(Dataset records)
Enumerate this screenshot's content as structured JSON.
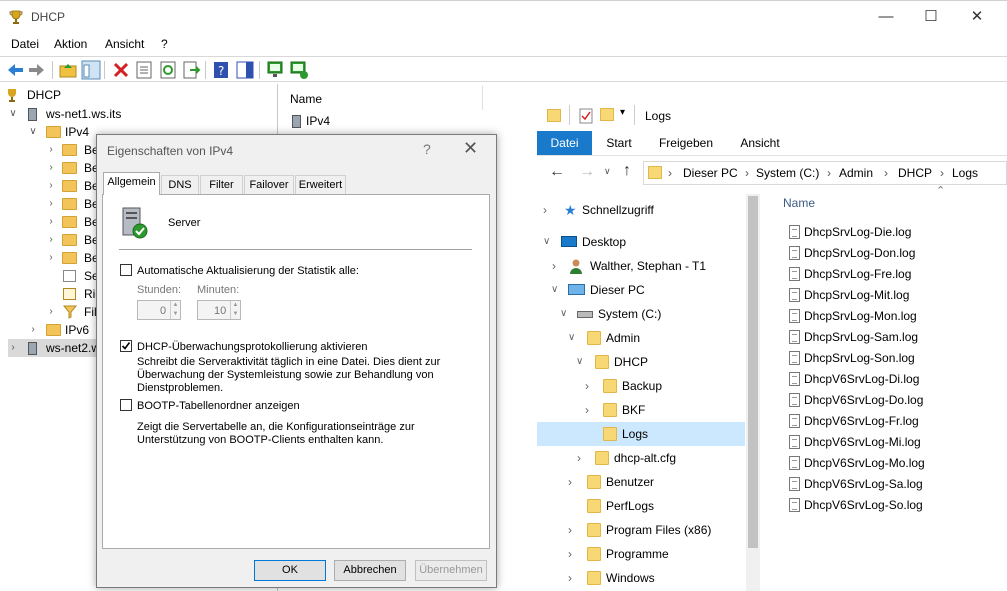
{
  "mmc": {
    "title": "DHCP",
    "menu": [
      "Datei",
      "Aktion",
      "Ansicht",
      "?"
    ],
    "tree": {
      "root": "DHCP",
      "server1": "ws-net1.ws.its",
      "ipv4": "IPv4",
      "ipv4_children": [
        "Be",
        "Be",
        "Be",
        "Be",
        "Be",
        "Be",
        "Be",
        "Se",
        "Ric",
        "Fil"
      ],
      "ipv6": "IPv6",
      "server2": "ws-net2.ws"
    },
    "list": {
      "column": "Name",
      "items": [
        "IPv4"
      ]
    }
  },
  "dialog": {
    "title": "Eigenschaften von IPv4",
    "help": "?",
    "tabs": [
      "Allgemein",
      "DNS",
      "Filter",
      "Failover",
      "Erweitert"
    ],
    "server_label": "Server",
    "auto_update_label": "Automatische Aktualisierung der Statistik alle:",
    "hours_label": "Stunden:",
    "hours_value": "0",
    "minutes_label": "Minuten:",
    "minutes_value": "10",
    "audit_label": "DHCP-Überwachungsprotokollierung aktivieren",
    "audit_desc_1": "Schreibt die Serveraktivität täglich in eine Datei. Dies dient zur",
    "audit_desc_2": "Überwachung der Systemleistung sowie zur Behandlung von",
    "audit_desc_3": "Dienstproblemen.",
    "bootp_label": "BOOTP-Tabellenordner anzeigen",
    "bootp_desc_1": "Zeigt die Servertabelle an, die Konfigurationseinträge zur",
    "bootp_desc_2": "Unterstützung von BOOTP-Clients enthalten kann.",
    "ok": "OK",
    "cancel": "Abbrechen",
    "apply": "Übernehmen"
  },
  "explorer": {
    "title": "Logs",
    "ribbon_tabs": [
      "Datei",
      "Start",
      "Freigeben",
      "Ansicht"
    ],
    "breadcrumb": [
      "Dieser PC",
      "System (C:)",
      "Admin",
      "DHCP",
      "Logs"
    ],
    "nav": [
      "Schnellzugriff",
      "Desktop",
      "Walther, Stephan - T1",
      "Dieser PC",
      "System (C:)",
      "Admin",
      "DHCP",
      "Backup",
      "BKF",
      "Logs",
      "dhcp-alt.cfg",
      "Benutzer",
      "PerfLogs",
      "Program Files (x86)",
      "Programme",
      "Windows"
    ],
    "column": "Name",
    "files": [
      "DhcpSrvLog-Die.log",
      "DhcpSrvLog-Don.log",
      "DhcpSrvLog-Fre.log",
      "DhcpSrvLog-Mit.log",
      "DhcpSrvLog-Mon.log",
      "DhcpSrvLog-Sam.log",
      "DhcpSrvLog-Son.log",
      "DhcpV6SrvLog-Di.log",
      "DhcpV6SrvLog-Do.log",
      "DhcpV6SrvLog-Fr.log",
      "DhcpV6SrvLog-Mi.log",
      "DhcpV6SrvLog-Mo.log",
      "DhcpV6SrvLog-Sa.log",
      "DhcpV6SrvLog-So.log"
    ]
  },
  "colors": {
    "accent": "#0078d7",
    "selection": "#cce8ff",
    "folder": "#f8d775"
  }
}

- **Instruction**: Copy out all the records exactly, excluding pictures.

- **Complete output**:
Enumerate this screenshot's content as structured JSON.
{
  "mmc": {
    "title": "DHCP",
    "menu": [
      "Datei",
      "Aktion",
      "Ansicht",
      "?"
    ],
    "tree": {
      "root": "DHCP",
      "server1": "ws-net1.ws.its",
      "ipv4": "IPv4",
      "ipv4_children": [
        "Be",
        "Be",
        "Be",
        "Be",
        "Be",
        "Be",
        "Be",
        "Se",
        "Ric",
        "Fil"
      ],
      "ipv6": "IPv6",
      "server2": "ws-net2.ws"
    },
    "list": {
      "column": "Name",
      "items": [
        "IPv4"
      ]
    }
  },
  "dialog": {
    "title": "Eigenschaften von IPv4",
    "help": "?",
    "tabs": [
      "Allgemein",
      "DNS",
      "Filter",
      "Failover",
      "Erweitert"
    ],
    "server_label": "Server",
    "auto_update_label": "Automatische Aktualisierung der Statistik alle:",
    "hours_label": "Stunden:",
    "hours_value": "0",
    "minutes_label": "Minuten:",
    "minutes_value": "10",
    "audit_label": "DHCP-Überwachungsprotokollierung aktivieren",
    "audit_desc_1": "Schreibt die Serveraktivität täglich in eine Datei. Dies dient zur",
    "audit_desc_2": "Überwachung der Systemleistung sowie zur Behandlung von",
    "audit_desc_3": "Dienstproblemen.",
    "bootp_label": "BOOTP-Tabellenordner anzeigen",
    "bootp_desc_1": "Zeigt die Servertabelle an, die Konfigurationseinträge zur",
    "bootp_desc_2": "Unterstützung von BOOTP-Clients enthalten kann.",
    "ok": "OK",
    "cancel": "Abbrechen",
    "apply": "Übernehmen"
  },
  "explorer": {
    "title": "Logs",
    "ribbon_tabs": [
      "Datei",
      "Start",
      "Freigeben",
      "Ansicht"
    ],
    "breadcrumb": [
      "Dieser PC",
      "System (C:)",
      "Admin",
      "DHCP",
      "Logs"
    ],
    "nav": [
      "Schnellzugriff",
      "Desktop",
      "Walther, Stephan - T1",
      "Dieser PC",
      "System (C:)",
      "Admin",
      "DHCP",
      "Backup",
      "BKF",
      "Logs",
      "dhcp-alt.cfg",
      "Benutzer",
      "PerfLogs",
      "Program Files (x86)",
      "Programme",
      "Windows"
    ],
    "column": "Name",
    "files": [
      "DhcpSrvLog-Die.log",
      "DhcpSrvLog-Don.log",
      "DhcpSrvLog-Fre.log",
      "DhcpSrvLog-Mit.log",
      "DhcpSrvLog-Mon.log",
      "DhcpSrvLog-Sam.log",
      "DhcpSrvLog-Son.log",
      "DhcpV6SrvLog-Di.log",
      "DhcpV6SrvLog-Do.log",
      "DhcpV6SrvLog-Fr.log",
      "DhcpV6SrvLog-Mi.log",
      "DhcpV6SrvLog-Mo.log",
      "DhcpV6SrvLog-Sa.log",
      "DhcpV6SrvLog-So.log"
    ]
  },
  "colors": {
    "accent": "#0078d7",
    "selection": "#cce8ff",
    "folder": "#f8d775"
  }
}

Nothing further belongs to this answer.